• SUPPLIED PASSAGE
= Ludwig von Lüder =

180px|Ludwig von Lüder

Ludwig von Lüder (4 February 1795 – 6 March 1862) was a Bavarian major general. He was War Minister under Maximilian II of Bavaria for two times.

Lüder was born in the district of Kusel.

He took part in the campaigns of the Bavarian army from 1813 to 1815. He was promoted to Oberleutnant in 1818 and to captain in 1827, and was inspector of the artillery troops from 1832 to 1836, serving in the Bavarian Auxiliary Corps in Greece. In 1838 he became corps adjutant in the Generalquartiermeister staff, and in 1842 he became head of artillery division in the Bavarian war ministry. He was advanced to Oberstleutnant in 1844, and four years later to the rank of Oberst. In 1848 he became a major general and commander in chief of the Munich garrison. After his period as war minister from 29 May 1849 to 25 March 1855, Lüder served again as commander in chief of Munich for a short time, before he was war minister for a second time after 13 April 1859. On 12 June 1861 he was retired at his own request. He died in Munich the following year.

Labeled box records

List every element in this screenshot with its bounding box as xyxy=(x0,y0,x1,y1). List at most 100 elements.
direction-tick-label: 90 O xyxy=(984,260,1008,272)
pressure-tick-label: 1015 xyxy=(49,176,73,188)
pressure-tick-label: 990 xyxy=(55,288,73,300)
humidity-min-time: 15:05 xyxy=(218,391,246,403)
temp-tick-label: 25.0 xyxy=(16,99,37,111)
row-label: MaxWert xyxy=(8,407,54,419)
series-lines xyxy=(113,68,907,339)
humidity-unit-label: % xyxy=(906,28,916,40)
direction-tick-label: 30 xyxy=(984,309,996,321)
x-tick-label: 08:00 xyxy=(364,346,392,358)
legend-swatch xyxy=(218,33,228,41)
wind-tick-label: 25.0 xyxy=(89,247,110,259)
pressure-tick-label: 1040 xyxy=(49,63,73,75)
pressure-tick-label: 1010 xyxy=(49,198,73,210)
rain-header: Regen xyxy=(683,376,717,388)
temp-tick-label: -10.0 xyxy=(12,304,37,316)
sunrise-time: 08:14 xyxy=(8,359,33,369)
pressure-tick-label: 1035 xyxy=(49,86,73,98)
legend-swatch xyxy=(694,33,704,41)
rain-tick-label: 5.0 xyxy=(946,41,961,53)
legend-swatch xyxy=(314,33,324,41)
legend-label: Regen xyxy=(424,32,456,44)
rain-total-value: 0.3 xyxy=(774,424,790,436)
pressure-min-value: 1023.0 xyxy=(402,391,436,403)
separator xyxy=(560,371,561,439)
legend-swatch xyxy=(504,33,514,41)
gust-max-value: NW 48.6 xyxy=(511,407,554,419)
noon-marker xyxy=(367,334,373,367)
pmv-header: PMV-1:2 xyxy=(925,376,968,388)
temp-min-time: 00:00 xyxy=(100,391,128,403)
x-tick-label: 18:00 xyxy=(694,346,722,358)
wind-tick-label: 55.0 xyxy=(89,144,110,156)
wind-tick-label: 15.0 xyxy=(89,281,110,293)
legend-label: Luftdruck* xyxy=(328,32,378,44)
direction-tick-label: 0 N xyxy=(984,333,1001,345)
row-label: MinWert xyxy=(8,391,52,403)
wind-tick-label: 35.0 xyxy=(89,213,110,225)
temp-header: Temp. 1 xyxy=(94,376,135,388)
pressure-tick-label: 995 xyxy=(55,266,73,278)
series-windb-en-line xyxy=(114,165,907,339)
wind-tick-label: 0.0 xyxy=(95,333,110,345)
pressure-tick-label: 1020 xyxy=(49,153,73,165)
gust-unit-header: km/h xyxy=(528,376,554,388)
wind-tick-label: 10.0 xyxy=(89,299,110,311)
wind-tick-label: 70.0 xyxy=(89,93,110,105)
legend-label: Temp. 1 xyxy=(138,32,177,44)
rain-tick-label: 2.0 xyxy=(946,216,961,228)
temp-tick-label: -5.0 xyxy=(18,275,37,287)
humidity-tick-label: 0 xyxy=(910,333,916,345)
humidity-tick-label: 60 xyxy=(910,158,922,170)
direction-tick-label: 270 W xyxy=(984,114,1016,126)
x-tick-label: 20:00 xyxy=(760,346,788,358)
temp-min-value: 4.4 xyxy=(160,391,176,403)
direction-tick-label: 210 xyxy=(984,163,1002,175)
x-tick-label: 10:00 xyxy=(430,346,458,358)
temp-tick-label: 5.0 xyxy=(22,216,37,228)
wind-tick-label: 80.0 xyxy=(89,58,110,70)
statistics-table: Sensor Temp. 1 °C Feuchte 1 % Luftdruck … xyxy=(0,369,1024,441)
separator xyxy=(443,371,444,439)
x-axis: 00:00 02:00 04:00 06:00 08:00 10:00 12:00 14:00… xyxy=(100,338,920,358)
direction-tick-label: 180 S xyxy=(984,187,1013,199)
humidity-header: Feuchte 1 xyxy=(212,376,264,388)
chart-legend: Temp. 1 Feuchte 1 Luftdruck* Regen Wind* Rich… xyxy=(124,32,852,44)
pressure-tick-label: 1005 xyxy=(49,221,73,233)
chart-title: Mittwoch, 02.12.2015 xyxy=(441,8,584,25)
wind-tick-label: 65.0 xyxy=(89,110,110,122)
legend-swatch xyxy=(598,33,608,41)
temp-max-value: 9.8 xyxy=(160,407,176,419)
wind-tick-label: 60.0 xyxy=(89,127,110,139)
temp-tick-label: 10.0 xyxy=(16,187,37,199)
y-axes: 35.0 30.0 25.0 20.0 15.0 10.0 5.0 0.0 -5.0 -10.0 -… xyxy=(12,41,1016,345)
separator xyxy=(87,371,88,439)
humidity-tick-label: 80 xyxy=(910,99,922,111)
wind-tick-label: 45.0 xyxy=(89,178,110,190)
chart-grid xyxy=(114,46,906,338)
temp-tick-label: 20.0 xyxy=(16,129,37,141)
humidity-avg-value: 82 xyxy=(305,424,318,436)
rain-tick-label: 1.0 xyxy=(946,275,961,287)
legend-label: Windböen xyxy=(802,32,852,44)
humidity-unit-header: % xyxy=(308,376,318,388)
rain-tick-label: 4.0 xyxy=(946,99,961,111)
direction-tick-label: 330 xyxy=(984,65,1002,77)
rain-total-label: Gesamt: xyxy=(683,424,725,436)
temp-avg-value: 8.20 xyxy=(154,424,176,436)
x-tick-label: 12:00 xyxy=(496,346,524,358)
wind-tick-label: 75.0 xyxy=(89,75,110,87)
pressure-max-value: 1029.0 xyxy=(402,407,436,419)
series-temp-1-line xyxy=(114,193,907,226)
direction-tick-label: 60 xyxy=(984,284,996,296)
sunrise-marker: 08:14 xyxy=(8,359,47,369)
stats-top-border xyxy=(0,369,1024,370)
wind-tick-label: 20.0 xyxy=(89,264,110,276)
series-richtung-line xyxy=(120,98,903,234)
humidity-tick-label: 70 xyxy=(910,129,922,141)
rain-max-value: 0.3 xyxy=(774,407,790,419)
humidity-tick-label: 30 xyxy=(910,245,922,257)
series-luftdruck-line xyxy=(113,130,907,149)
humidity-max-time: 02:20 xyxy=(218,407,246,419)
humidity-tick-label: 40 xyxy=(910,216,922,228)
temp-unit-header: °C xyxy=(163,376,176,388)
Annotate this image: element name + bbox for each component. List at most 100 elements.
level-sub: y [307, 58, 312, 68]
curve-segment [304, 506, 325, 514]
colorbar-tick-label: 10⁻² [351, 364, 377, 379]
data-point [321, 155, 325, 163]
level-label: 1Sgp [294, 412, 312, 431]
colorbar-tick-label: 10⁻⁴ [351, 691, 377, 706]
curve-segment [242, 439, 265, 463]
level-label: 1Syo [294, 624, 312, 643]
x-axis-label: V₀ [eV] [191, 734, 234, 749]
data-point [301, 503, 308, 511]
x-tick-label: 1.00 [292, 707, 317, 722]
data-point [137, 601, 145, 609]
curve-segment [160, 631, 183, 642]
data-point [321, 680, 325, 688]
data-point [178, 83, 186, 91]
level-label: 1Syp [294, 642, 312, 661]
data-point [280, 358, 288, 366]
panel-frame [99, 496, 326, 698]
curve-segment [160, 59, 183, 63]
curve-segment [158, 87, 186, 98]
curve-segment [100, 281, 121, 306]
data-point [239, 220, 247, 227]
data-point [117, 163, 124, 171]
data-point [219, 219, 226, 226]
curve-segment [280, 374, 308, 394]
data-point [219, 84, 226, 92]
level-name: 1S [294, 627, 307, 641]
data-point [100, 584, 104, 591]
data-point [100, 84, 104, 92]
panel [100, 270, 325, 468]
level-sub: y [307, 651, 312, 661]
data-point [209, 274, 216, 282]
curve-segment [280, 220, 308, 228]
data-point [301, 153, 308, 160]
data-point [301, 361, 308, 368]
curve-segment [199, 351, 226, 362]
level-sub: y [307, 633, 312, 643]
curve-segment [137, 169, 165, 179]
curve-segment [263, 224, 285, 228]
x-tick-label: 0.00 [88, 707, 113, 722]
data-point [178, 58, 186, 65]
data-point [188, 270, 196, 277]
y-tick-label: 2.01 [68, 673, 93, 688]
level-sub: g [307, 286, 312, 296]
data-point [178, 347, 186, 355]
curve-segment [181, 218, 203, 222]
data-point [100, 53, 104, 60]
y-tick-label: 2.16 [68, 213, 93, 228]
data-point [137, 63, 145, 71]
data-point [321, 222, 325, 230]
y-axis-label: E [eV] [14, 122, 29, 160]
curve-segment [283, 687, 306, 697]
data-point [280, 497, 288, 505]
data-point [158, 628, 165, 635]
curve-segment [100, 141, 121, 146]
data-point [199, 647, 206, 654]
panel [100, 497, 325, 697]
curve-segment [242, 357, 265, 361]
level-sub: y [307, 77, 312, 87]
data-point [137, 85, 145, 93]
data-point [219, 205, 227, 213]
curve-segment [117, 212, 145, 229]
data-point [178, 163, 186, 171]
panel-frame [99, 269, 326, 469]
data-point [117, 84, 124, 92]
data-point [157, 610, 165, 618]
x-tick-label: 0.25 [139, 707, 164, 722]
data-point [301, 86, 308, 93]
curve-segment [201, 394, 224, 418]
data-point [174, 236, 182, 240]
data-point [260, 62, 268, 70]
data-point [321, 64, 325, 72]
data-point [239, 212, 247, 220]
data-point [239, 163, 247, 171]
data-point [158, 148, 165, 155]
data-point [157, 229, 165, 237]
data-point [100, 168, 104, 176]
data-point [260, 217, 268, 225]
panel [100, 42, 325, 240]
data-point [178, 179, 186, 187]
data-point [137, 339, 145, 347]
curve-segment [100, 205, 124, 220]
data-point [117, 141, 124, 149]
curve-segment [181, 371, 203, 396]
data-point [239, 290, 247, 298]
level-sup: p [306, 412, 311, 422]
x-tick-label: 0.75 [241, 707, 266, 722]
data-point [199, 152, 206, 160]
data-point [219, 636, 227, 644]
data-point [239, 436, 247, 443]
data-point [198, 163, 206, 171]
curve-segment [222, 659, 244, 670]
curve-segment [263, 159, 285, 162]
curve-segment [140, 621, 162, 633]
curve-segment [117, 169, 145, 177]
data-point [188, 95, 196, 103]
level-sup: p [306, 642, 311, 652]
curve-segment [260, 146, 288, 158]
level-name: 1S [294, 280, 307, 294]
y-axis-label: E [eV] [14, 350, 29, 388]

• TASKS
**1)** According to the Ludwig von Lüder article, on what date did Lüder retire?
**2)** Rewrite the part of the Ludwig von Lüder article between "Ludwig von Lüder (4" and "district of Kusel.", inclusive, renaming "major general" as "lieutenant general".

• ANSWERS TO THE EXERCISES
**1)** He retired on 12 June 1861.

**2)**
Ludwig von Lüder (4 February 1795 – 6 March 1862) was a Bavarian lieutenant general. He was War Minister under Maximilian II of Bavaria for two times.

Lüder was born in the district of Kusel.